— START Extracted entries —
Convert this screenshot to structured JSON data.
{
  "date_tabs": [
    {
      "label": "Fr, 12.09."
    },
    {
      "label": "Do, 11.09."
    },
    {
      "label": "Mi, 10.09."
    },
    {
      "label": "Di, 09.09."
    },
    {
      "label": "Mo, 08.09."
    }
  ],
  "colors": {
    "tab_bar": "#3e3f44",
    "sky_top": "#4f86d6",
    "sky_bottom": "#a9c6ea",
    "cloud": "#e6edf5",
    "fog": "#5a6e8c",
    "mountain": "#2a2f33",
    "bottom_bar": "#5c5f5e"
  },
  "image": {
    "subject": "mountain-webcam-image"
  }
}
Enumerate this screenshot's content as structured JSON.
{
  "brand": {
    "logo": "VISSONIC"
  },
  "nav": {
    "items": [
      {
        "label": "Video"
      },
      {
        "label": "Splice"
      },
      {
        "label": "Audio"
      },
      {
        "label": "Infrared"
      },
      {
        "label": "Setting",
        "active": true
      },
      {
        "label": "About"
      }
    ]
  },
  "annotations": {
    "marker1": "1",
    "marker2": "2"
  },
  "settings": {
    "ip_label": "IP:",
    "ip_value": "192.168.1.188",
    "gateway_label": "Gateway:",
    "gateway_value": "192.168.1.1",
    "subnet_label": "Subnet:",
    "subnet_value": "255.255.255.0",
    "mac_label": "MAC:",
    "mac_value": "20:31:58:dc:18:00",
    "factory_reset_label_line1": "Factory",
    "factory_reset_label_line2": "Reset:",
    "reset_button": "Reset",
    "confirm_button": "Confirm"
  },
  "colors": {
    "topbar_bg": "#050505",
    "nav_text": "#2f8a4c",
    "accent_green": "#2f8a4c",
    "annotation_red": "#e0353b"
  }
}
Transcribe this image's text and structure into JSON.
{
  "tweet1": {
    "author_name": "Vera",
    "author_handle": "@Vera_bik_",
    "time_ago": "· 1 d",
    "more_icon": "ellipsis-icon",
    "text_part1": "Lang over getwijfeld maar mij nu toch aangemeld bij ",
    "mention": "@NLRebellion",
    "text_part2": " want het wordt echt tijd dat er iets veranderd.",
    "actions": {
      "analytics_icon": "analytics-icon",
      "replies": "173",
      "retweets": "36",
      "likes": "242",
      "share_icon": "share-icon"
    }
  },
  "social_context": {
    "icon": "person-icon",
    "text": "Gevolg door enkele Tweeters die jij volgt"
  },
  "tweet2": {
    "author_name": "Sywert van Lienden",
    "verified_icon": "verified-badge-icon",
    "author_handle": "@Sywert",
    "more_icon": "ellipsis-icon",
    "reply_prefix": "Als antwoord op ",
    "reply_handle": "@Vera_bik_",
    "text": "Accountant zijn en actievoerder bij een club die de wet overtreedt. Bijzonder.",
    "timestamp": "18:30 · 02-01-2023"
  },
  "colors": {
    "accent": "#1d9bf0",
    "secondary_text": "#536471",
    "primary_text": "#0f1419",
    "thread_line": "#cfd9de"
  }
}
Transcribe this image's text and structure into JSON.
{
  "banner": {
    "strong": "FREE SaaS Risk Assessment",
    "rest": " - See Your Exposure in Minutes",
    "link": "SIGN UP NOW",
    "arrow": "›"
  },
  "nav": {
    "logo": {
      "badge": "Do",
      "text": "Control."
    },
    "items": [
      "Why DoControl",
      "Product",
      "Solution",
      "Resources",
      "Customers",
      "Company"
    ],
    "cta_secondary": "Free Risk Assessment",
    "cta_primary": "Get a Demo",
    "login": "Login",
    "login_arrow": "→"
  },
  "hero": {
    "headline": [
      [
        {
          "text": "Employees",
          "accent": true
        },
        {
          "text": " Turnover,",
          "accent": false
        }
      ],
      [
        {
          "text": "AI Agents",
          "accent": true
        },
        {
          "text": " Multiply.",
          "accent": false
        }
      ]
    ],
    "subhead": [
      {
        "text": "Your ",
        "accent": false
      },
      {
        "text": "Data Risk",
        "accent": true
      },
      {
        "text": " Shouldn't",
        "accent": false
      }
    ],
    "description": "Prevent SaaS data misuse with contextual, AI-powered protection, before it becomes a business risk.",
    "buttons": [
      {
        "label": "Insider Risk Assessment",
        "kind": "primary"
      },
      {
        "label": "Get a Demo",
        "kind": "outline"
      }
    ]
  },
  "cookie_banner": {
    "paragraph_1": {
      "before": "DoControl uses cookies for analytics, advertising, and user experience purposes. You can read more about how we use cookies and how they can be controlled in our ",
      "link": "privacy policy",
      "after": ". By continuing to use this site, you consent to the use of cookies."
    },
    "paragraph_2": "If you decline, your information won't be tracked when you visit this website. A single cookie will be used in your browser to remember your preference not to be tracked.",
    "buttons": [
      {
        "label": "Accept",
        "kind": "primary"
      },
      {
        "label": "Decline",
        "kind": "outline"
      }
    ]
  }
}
— END Extracted entries —
Given task - Copy out all the entries shown above, character for character.

Exercise output -
Convert this screenshot to structured JSON data.
{
  "date_tabs": [
    {
      "label": "Fr, 12.09."
    },
    {
      "label": "Do, 11.09."
    },
    {
      "label": "Mi, 10.09."
    },
    {
      "label": "Di, 09.09."
    },
    {
      "label": "Mo, 08.09."
    }
  ],
  "colors": {
    "tab_bar": "#3e3f44",
    "sky_top": "#4f86d6",
    "sky_bottom": "#a9c6ea",
    "cloud": "#e6edf5",
    "fog": "#5a6e8c",
    "mountain": "#2a2f33",
    "bottom_bar": "#5c5f5e"
  },
  "image": {
    "subject": "mountain-webcam-image"
  }
}
Enumerate this screenshot's content as structured JSON.
{
  "brand": {
    "logo": "VISSONIC"
  },
  "nav": {
    "items": [
      {
        "label": "Video"
      },
      {
        "label": "Splice"
      },
      {
        "label": "Audio"
      },
      {
        "label": "Infrared"
      },
      {
        "label": "Setting",
        "active": true
      },
      {
        "label": "About"
      }
    ]
  },
  "annotations": {
    "marker1": "1",
    "marker2": "2"
  },
  "settings": {
    "ip_label": "IP:",
    "ip_value": "192.168.1.188",
    "gateway_label": "Gateway:",
    "gateway_value": "192.168.1.1",
    "subnet_label": "Subnet:",
    "subnet_value": "255.255.255.0",
    "mac_label": "MAC:",
    "mac_value": "20:31:58:dc:18:00",
    "factory_reset_label_line1": "Factory",
    "factory_reset_label_line2": "Reset:",
    "reset_button": "Reset",
    "confirm_button": "Confirm"
  },
  "colors": {
    "topbar_bg": "#050505",
    "nav_text": "#2f8a4c",
    "accent_green": "#2f8a4c",
    "annotation_red": "#e0353b"
  }
}
Transcribe this image's text and structure into JSON.
{
  "tweet1": {
    "author_name": "Vera",
    "author_handle": "@Vera_bik_",
    "time_ago": "· 1 d",
    "more_icon": "ellipsis-icon",
    "text_part1": "Lang over getwijfeld maar mij nu toch aangemeld bij ",
    "mention": "@NLRebellion",
    "text_part2": " want het wordt echt tijd dat er iets veranderd.",
    "actions": {
      "analytics_icon": "analytics-icon",
      "replies": "173",
      "retweets": "36",
      "likes": "242",
      "share_icon": "share-icon"
    }
  },
  "social_context": {
    "icon": "person-icon",
    "text": "Gevolg door enkele Tweeters die jij volgt"
  },
  "tweet2": {
    "author_name": "Sywert van Lienden",
    "verified_icon": "verified-badge-icon",
    "author_handle": "@Sywert",
    "more_icon": "ellipsis-icon",
    "reply_prefix": "Als antwoord op ",
    "reply_handle": "@Vera_bik_",
    "text": "Accountant zijn en actievoerder bij een club die de wet overtreedt. Bijzonder.",
    "timestamp": "18:30 · 02-01-2023"
  },
  "colors": {
    "accent": "#1d9bf0",
    "secondary_text": "#536471",
    "primary_text": "#0f1419",
    "thread_line": "#cfd9de"
  }
}
Transcribe this image's text and structure into JSON.
{
  "banner": {
    "strong": "FREE SaaS Risk Assessment",
    "rest": " - See Your Exposure in Minutes",
    "link": "SIGN UP NOW",
    "arrow": "›"
  },
  "nav": {
    "logo": {
      "badge": "Do",
      "text": "Control."
    },
    "items": [
      "Why DoControl",
      "Product",
      "Solution",
      "Resources",
      "Customers",
      "Company"
    ],
    "cta_secondary": "Free Risk Assessment",
    "cta_primary": "Get a Demo",
    "login": "Login",
    "login_arrow": "→"
  },
  "hero": {
    "headline": [
      [
        {
          "text": "Employees",
          "accent": true
        },
        {
          "text": " Turnover,",
          "accent": false
        }
      ],
      [
        {
          "text": "AI Agents",
          "accent": true
        },
        {
          "text": " Multiply.",
          "accent": false
        }
      ]
    ],
    "subhead": [
      {
        "text": "Your ",
        "accent": false
      },
      {
        "text": "Data Risk",
        "accent": true
      },
      {
        "text": " Shouldn't",
        "accent": false
      }
    ],
    "description": "Prevent SaaS data misuse with contextual, AI-powered protection, before it becomes a business risk.",
    "buttons": [
      {
        "label": "Insider Risk Assessment",
        "kind": "primary"
      },
      {
        "label": "Get a Demo",
        "kind": "outline"
      }
    ]
  },
  "cookie_banner": {
    "paragraph_1": {
      "before": "DoControl uses cookies for analytics, advertising, and user experience purposes. You can read more about how we use cookies and how they can be controlled in our ",
      "link": "privacy policy",
      "after": ". By continuing to use this site, you consent to the use of cookies."
    },
    "paragraph_2": "If you decline, your information won't be tracked when you visit this website. A single cookie will be used in your browser to remember your preference not to be tracked.",
    "buttons": [
      {
        "label": "Accept",
        "kind": "primary"
      },
      {
        "label": "Decline",
        "kind": "outline"
      }
    ]
  }
}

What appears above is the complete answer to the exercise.